- _Problem to work on_
Find every line in the records below that contains the word "JSON", and copy each such line.

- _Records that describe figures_
——

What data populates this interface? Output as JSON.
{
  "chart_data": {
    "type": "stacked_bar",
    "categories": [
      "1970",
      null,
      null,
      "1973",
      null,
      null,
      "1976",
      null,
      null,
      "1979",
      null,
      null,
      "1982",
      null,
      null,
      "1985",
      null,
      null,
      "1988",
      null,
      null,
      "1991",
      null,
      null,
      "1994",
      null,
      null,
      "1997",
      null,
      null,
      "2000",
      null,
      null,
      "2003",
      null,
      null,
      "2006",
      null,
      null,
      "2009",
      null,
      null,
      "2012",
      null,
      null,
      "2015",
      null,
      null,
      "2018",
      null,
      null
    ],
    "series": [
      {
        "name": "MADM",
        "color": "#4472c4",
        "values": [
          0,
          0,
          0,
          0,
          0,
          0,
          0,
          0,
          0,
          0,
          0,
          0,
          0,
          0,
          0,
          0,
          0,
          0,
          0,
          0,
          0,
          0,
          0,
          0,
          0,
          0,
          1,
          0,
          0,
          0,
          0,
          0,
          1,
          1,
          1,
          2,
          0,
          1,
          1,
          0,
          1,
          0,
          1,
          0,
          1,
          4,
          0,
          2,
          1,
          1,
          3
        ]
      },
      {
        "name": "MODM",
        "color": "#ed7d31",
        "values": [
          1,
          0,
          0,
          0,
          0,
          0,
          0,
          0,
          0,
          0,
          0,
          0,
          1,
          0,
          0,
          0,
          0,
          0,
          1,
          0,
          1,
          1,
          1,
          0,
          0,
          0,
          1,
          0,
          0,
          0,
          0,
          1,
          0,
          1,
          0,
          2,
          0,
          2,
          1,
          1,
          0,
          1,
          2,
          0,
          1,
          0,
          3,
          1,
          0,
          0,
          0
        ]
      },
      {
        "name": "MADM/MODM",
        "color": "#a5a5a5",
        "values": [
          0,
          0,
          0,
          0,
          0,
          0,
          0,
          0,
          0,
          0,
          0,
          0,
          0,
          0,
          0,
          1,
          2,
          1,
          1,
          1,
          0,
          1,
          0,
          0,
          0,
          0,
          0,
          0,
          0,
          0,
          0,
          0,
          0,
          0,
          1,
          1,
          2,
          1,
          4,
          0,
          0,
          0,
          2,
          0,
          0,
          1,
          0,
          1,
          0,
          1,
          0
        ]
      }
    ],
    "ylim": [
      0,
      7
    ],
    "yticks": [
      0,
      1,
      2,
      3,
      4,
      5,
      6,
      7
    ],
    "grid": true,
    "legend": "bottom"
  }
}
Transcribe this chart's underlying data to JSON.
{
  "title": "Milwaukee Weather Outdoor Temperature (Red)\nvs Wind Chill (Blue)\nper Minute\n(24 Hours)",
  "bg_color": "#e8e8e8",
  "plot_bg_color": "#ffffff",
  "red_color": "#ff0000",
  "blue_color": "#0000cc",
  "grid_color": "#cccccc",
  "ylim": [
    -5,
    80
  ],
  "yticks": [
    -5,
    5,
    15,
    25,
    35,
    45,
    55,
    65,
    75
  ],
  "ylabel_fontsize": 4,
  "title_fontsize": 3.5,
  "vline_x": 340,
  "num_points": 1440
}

——

- _Finished answer_
What data populates this interface? Output as JSON.
Transcribe this chart's underlying data to JSON.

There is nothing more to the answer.